Personally I can not stand the color of the Metalcloak lift kit. Short of a bright green, orange, or yellow, I can't think of a worse color. However, to compound the problem, they didn't paint the parts, they zinc plated them, which make them difficult to paint. If they had powder coated the parts or simple painted them, giving them a new color would be a snap, but zinc is a surface that paint has a hard time sticking to.

Here is the proper way to get rid of the ugly and give your Metalcloak arms a new durable finish that will last for years to come. It is probably best to install the lift and dial in all the control arm lengths, then take them off and prep and paint them assembled. I couldn't install my lift for several weeks because of other missing parts so I took them apart and painted the parts individually. I'll have to climb under the jeep and do some touch-up painting once I get the arms adjusted. Please note that there are three different types of joint on a Metalcloak lift for the JK, straight, narrow bent, and wide bent. The rear uppers are narrow and the front uppers are wide.

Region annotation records
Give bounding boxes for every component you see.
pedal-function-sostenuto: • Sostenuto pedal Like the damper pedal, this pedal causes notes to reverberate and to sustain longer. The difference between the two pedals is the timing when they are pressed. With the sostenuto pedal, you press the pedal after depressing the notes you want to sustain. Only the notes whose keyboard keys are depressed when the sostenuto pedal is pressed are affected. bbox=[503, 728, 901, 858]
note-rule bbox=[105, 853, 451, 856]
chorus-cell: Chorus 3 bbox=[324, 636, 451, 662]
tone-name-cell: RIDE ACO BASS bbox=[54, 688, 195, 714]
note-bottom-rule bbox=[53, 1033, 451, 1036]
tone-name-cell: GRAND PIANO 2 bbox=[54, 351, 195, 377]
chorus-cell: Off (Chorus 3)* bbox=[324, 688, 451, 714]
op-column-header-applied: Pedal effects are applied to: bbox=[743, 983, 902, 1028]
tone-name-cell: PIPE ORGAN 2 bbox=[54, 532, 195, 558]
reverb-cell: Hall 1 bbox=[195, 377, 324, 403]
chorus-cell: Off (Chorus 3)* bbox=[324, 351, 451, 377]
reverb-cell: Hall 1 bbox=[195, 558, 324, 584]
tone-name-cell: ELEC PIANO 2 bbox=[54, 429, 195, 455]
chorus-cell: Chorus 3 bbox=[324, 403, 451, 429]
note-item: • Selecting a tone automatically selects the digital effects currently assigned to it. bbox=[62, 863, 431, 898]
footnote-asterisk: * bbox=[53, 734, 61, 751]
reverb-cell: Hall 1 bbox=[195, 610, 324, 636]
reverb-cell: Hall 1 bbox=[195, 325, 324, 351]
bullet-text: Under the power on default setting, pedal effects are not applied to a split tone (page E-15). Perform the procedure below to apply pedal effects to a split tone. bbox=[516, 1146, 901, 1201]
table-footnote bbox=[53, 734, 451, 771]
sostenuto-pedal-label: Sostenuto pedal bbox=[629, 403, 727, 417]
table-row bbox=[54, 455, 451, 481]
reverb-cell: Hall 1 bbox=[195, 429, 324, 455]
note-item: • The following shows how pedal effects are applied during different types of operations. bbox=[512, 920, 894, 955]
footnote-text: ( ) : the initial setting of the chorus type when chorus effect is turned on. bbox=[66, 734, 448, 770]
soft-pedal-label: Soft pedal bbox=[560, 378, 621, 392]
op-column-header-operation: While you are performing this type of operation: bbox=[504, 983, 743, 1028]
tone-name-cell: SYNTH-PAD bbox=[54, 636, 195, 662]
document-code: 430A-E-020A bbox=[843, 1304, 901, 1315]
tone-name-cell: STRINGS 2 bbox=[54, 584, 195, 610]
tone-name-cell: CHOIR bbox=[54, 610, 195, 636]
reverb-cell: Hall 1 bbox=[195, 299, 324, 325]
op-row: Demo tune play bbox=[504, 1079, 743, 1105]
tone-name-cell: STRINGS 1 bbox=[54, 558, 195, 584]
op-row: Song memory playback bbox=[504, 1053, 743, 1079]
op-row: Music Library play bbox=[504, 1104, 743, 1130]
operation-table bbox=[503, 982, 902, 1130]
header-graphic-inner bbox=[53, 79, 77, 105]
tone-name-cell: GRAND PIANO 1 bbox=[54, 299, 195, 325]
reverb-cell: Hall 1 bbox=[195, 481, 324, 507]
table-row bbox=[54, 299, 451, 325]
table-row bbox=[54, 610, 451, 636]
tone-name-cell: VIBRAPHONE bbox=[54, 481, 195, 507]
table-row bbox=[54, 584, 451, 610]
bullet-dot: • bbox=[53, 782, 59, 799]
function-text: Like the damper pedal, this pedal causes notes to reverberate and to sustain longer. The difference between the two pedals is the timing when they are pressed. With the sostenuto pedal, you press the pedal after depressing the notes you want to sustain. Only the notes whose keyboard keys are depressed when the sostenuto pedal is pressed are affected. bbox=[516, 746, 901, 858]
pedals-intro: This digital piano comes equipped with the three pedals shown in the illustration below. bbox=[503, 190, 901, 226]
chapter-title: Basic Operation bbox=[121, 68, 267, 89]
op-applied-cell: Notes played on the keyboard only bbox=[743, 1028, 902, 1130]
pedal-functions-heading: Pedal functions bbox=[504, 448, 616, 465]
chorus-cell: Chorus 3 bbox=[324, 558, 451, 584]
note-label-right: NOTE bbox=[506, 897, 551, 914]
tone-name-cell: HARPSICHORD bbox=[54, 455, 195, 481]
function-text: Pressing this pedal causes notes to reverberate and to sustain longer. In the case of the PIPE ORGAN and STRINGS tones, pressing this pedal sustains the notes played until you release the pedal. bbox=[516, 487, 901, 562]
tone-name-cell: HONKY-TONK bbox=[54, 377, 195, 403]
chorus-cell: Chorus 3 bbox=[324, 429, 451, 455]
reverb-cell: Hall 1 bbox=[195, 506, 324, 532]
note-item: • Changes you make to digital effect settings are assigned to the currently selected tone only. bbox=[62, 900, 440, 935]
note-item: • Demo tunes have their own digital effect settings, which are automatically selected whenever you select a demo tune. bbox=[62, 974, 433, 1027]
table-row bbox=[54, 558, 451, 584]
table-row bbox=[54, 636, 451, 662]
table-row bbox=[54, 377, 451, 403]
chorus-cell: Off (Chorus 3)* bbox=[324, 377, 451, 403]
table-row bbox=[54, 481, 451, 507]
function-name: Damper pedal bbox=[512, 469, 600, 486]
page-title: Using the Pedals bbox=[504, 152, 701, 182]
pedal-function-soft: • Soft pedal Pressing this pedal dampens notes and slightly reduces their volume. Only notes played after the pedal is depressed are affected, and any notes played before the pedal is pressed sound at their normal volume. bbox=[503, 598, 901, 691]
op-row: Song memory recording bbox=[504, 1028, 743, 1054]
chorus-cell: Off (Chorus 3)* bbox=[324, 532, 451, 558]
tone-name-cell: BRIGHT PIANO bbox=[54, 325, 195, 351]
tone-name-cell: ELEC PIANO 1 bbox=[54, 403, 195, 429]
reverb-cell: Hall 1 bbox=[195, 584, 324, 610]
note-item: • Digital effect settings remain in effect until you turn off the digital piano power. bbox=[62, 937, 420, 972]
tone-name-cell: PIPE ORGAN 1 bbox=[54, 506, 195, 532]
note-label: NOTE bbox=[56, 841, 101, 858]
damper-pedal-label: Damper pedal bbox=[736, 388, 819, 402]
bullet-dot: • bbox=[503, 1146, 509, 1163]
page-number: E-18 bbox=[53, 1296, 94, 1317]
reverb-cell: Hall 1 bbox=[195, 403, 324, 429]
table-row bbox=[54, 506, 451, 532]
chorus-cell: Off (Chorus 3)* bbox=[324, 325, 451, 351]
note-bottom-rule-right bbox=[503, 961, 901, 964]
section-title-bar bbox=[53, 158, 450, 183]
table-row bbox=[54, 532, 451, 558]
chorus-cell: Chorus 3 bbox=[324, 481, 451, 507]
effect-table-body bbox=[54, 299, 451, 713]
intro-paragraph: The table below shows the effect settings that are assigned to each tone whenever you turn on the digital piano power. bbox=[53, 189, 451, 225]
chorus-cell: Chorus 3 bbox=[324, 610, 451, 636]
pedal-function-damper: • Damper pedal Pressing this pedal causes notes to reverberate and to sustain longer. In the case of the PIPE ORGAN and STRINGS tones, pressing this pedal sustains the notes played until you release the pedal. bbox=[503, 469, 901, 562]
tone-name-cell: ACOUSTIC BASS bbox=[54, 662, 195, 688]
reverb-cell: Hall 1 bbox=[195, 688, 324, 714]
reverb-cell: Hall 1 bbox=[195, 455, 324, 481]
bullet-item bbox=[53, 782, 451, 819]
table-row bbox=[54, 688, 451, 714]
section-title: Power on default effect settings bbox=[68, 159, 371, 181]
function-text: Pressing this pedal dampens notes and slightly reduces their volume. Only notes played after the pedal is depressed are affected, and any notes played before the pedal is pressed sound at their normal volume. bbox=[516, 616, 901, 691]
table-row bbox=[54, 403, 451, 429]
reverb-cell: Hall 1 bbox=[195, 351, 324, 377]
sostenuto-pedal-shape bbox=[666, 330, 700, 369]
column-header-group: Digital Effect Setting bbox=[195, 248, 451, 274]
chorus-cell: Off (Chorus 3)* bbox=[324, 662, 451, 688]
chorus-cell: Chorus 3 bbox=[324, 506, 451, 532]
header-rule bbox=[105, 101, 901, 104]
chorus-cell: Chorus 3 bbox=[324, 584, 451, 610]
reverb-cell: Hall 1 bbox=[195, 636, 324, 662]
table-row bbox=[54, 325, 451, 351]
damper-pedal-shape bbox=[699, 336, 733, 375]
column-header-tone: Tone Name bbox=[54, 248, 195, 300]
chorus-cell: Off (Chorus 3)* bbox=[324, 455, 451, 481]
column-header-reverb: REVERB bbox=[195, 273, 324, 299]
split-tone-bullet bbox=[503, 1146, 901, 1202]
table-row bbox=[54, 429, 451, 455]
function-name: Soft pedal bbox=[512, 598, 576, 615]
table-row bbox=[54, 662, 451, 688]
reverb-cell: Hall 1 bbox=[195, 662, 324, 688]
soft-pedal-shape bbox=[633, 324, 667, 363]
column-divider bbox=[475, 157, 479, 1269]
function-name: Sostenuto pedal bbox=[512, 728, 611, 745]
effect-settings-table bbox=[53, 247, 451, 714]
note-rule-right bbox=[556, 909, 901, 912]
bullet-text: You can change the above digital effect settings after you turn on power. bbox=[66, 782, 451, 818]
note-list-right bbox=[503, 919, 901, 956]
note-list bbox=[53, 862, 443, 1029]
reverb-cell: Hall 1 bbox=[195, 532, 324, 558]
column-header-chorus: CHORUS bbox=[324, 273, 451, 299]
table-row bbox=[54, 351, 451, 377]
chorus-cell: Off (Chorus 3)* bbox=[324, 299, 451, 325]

▶ CHALLENGES:
- 1) Decide whether each statement below agrees with the text on painting Metalcloak control arms. Answer yes or no for each and quote the words that decide it. (a) The parts of the Metalcloak lift kit come powder coated. (b) On a Metalcloak lift for the JK, the rear uppers use the wide bent joint. (c) The writer took the arms apart and painted the parts individually.
- 2) Carry on the text on painting Metalcloak control arms from the point where it stops.

▶ THE RESULTS:
- 1)
(a) No: "they didn't paint the parts, they zinc plated them"
(b) No: "The rear uppers are narrow and the front uppers are wide."
(c) Yes: "I took them apart and painted the parts individually"

- 2)
1) (If you've already installed the lift, you can skip this step.) Unthread the forged ends from the arms. It's impossible to know exactly what the finished length of the arms will be so don't bother guessing.

2) Start by wiping down the arms with a clean rage soaked with a solvent like acetone to remove any oils left behind from the production process. Pay close attention to the snap-ring areas since you know they lube those bushings so there will definitely be something there that has to go, however don't submerge the joint in solvent since you don't want to remove or break down the lubricant inside the joint, just clean the outside. Also don't remove the grease on the threaded portions of the forged ends, just tape off the threaded portion and clean the joint end only. The threaded portion that remains exposed after installation will get cleaned and painted after installation.

zinc plated arm
Metalcloak arm in all it's golden horror

3) Sand the arms thoroughly. I used 320 grit 3M SandBlaster Ultra Flexible sandpaper.

4) Steel wool the retaining ring/washer area of the joints. It's crucial to get paint to stick here since these ares will be the parts most susceptible to rust. The small ledges and grooves will hold salty water all winter long and the thin metal of the snap ring and washer are the last pieces we want to fail.

5) Wipe down again with acetone just before painting to make sure all oils are gone.

Preped Metalcloak arm ready for primer
Metalcloak arm sanded, steel-wooled, and ready for paint.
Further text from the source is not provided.